◆ **MATERIAL FOR THIS EXERCISE**:
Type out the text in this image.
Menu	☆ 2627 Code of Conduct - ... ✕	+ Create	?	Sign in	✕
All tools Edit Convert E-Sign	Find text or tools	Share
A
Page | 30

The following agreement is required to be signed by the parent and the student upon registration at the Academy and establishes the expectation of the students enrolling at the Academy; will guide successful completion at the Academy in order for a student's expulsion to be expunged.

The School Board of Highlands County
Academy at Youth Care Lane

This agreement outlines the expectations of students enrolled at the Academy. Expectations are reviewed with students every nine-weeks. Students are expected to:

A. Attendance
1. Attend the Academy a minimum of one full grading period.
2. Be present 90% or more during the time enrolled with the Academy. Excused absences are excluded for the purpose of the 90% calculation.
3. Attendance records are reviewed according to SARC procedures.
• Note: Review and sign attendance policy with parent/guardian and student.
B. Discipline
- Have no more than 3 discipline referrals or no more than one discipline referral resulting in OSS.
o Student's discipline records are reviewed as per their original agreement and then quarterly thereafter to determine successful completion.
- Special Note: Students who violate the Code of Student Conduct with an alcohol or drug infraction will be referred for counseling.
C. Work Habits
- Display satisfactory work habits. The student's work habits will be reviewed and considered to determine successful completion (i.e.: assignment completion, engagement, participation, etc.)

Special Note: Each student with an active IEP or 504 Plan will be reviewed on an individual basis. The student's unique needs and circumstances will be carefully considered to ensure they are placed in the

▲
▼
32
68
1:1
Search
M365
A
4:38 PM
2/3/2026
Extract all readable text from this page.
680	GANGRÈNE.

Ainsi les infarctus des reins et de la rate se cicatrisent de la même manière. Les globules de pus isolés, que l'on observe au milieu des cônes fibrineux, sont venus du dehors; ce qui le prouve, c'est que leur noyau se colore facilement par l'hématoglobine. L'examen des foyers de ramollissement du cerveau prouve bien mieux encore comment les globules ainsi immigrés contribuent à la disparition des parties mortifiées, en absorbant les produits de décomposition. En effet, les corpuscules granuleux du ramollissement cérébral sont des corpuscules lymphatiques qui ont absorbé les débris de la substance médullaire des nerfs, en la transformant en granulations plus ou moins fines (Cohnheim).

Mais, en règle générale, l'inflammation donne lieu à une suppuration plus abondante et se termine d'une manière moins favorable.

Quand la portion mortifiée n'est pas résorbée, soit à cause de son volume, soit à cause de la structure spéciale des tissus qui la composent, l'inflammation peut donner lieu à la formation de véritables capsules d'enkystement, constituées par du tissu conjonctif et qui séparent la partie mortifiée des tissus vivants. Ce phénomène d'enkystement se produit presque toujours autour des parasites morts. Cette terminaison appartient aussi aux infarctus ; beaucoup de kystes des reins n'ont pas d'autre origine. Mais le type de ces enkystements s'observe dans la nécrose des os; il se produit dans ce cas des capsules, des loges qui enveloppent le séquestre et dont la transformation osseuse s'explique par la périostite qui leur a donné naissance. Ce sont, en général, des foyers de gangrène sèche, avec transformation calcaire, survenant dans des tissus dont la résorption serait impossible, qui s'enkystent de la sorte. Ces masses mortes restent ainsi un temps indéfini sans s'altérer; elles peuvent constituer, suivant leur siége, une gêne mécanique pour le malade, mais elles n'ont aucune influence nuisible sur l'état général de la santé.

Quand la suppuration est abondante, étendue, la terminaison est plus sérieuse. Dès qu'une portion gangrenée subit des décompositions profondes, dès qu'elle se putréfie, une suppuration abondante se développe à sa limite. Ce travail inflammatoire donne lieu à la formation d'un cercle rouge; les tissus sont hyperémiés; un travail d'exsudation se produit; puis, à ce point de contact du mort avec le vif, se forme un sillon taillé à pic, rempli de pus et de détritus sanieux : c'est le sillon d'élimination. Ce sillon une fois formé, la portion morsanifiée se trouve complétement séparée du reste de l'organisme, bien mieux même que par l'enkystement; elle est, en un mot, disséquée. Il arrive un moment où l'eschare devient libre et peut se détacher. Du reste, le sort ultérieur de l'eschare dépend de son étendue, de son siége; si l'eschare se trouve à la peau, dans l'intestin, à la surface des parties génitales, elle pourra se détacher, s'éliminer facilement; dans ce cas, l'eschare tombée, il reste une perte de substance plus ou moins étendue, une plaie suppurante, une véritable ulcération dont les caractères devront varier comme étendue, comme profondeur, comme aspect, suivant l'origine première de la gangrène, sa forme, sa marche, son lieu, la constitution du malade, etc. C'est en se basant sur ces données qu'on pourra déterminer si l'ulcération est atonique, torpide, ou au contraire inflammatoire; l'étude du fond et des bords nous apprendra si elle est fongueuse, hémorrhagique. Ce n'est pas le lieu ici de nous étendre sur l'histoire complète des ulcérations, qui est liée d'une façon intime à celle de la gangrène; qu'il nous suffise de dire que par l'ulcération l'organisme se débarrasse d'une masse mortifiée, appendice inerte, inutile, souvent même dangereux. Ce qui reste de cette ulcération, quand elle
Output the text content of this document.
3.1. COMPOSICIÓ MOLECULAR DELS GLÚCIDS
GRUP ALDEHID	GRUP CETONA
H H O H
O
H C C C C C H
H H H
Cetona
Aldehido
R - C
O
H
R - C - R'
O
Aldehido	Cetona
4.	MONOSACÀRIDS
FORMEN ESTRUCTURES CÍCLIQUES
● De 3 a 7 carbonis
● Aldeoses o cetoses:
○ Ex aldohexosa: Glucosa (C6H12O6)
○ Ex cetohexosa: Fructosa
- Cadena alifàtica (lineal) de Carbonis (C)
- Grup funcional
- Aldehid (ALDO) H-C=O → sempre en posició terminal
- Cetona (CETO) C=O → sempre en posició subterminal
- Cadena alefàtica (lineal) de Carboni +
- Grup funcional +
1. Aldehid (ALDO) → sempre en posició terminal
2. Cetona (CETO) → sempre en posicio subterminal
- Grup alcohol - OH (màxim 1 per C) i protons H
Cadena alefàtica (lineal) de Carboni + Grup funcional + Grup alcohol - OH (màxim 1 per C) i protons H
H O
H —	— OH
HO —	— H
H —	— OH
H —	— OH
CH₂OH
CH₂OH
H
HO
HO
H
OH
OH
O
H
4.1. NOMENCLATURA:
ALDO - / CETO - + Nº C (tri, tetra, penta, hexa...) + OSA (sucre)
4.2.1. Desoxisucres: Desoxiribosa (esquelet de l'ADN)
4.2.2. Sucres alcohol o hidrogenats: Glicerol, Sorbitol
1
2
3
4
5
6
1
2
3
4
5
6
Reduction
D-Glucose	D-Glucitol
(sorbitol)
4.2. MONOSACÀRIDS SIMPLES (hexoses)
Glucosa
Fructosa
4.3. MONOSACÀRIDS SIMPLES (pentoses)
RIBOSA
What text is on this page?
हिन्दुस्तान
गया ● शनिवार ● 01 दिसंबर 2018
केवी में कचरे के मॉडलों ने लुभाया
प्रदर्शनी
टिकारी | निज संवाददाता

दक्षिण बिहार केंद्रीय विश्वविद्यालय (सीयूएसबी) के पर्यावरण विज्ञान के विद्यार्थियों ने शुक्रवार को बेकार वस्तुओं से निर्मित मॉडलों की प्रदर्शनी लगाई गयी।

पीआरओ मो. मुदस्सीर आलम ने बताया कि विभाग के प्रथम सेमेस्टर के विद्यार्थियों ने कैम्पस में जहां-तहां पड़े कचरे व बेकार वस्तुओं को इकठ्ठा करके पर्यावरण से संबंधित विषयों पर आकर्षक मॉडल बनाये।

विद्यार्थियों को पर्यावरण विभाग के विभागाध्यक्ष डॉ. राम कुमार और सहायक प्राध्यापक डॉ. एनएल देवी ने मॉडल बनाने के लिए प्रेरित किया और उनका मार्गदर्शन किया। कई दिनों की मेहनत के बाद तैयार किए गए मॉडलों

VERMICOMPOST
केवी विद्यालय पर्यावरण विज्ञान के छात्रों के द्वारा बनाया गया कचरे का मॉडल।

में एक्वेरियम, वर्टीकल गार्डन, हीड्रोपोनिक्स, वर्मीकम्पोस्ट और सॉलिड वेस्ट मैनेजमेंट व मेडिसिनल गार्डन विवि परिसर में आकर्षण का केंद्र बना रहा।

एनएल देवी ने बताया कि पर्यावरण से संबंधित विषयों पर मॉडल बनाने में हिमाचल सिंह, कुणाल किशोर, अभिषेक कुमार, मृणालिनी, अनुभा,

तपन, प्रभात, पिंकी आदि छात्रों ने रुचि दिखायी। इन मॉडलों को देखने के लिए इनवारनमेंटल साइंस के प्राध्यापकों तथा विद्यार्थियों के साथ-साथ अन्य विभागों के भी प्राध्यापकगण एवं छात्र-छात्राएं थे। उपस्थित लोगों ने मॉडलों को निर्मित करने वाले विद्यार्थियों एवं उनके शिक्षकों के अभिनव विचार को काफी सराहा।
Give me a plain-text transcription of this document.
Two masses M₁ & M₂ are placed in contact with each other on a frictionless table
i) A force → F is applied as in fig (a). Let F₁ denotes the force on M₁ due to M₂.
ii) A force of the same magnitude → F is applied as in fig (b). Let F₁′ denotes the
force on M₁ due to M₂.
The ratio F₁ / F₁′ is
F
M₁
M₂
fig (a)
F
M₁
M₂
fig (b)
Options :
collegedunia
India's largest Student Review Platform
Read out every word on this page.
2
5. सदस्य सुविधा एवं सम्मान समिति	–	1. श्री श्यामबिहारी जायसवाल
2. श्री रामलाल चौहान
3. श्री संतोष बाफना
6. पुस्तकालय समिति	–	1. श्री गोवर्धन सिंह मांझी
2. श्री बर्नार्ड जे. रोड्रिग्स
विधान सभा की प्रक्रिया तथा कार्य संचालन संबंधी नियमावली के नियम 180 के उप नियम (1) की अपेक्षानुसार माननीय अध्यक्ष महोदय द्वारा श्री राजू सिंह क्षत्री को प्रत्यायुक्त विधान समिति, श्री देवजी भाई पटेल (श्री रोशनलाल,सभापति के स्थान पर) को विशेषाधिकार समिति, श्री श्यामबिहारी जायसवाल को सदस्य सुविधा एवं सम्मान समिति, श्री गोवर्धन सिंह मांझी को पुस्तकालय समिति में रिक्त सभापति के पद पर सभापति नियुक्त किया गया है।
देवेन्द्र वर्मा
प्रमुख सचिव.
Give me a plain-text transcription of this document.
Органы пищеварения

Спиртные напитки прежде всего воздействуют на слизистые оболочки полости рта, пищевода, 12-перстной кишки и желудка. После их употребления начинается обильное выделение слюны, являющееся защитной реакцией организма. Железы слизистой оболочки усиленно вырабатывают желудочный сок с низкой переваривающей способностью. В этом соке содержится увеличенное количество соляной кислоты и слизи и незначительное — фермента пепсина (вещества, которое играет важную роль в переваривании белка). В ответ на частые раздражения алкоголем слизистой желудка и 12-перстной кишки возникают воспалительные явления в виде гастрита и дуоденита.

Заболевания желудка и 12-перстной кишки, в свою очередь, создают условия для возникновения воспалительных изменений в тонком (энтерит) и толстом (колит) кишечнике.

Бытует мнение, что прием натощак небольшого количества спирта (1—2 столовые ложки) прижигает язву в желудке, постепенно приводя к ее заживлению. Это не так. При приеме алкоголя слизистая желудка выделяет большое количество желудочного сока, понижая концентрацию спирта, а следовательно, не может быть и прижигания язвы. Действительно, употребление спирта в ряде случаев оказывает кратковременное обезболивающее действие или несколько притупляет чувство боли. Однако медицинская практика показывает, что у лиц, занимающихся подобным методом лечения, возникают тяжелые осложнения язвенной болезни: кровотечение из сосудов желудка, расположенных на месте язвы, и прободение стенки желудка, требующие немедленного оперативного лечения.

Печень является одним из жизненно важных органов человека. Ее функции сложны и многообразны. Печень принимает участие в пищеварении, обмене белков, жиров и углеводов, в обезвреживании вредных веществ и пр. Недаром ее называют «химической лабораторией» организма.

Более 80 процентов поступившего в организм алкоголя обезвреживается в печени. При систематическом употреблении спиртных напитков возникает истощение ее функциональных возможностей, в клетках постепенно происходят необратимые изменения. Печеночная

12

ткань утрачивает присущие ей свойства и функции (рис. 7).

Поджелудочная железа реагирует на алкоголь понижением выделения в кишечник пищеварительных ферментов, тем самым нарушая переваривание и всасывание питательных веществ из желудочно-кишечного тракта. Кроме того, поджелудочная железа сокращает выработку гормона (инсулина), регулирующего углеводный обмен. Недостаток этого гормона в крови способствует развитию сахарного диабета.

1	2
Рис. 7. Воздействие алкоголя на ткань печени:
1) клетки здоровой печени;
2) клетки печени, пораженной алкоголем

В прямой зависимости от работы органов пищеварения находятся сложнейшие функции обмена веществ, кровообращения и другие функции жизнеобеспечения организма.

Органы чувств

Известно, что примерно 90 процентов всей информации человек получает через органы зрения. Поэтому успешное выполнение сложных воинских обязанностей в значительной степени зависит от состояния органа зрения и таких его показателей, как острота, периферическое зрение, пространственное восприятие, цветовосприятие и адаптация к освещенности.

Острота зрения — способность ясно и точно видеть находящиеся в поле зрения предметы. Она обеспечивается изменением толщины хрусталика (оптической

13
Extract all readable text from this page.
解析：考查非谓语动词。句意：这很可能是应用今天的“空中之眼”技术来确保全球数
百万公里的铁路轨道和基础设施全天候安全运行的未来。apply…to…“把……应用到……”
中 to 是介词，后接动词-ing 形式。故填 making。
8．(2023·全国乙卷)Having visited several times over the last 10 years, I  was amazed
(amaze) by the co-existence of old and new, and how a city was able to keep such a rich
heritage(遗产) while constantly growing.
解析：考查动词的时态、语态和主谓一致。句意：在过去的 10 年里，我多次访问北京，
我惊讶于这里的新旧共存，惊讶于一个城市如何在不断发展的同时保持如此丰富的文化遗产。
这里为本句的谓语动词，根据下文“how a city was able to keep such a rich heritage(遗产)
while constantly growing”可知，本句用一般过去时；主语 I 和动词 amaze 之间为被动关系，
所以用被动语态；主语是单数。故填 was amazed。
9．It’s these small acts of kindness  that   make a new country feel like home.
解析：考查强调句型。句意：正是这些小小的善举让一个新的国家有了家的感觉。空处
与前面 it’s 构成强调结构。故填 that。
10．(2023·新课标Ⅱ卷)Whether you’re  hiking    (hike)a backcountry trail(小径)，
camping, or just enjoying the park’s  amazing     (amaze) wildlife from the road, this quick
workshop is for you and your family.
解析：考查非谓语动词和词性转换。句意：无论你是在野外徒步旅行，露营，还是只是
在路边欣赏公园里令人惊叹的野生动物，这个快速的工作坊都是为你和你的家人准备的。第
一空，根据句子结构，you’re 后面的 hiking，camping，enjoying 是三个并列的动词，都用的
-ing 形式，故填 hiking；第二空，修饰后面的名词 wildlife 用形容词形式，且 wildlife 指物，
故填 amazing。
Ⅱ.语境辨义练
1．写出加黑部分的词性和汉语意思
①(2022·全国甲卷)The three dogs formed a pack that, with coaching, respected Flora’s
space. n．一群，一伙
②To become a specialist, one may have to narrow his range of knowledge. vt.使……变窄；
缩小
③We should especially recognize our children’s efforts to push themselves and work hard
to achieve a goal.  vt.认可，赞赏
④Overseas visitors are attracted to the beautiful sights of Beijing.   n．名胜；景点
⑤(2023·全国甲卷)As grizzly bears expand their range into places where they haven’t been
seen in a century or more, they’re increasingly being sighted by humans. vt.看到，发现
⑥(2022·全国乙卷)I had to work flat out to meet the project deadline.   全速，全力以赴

◆ **YOUR INSTRUCTIONS**: Look for "alcohol" and pull out every line that has it.

◆ **WORKED ANSWER**:
- Special Note: Students who violate the Code of Student Conduct with an alcohol or drug infraction will be referred for counseling.
- Grup alcohol - OH (màxim 1 per C) i protons H
Cadena alefàtica (lineal) de Carboni + Grup funcional + Grup alcohol - OH (màxim 1 per C) i protons H
4.2.2. Sucres alcohol o hidrogenats: Glicerol, Sorbitol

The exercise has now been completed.